* Items from a data source *
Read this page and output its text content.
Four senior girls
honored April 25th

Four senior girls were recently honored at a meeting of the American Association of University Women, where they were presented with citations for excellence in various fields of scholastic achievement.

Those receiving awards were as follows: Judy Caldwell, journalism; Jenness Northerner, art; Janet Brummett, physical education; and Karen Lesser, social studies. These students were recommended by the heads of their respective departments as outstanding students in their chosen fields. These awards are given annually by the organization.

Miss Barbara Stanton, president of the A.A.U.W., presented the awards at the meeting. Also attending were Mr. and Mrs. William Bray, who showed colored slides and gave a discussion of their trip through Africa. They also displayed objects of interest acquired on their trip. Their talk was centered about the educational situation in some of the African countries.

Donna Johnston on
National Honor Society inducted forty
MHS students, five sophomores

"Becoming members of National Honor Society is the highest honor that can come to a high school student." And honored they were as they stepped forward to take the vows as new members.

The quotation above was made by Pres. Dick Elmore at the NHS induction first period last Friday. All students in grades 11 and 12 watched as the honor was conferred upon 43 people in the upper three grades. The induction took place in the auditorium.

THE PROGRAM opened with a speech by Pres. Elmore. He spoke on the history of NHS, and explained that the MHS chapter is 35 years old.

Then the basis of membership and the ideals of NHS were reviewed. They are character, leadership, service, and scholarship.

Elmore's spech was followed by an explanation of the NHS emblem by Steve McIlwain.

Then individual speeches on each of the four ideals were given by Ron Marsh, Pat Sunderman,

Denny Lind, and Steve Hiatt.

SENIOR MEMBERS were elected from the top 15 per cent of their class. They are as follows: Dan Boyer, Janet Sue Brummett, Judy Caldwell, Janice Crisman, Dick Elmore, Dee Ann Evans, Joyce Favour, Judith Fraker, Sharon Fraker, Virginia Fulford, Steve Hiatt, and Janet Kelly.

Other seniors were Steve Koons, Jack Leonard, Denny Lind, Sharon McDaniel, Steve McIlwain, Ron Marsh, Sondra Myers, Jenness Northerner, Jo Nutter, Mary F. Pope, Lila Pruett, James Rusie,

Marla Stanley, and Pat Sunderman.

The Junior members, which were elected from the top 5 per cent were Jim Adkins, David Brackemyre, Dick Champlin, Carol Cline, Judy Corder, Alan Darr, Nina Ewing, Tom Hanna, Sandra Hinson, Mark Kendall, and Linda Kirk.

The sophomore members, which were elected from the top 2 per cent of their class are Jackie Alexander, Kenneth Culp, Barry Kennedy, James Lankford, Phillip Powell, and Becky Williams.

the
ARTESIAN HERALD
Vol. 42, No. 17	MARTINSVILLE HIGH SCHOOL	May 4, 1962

* Exercise brief *
Check every line of the data above for the string "elected", and copy those that have it.

* The output *
SENIOR MEMBERS were elected from the top 15 per cent of their class. They are as follows: Dan Boyer, Janet Sue Brummett, Judy Caldwell, Janice Crisman, Dick Elmore, Dee Ann Evans, Joyce Favour, Judith Fraker, Sharon Fraker, Virginia Fulford, Steve Hiatt, and Janet Kelly.
The Junior members, which were elected from the top 5 per cent were Jim Adkins, David Brackemyre, Dick Champlin, Carol Cline, Judy Corder, Alan Darr, Nina Ewing, Tom Hanna, Sandra Hinson, Mark Kendall, and Linda Kirk.
The sophomore members, which were elected from the top 2 per cent of their class are Jackie Alexander, Kenneth Culp, Barry Kennedy, James Lankford, Phillip Powell, and Becky Williams.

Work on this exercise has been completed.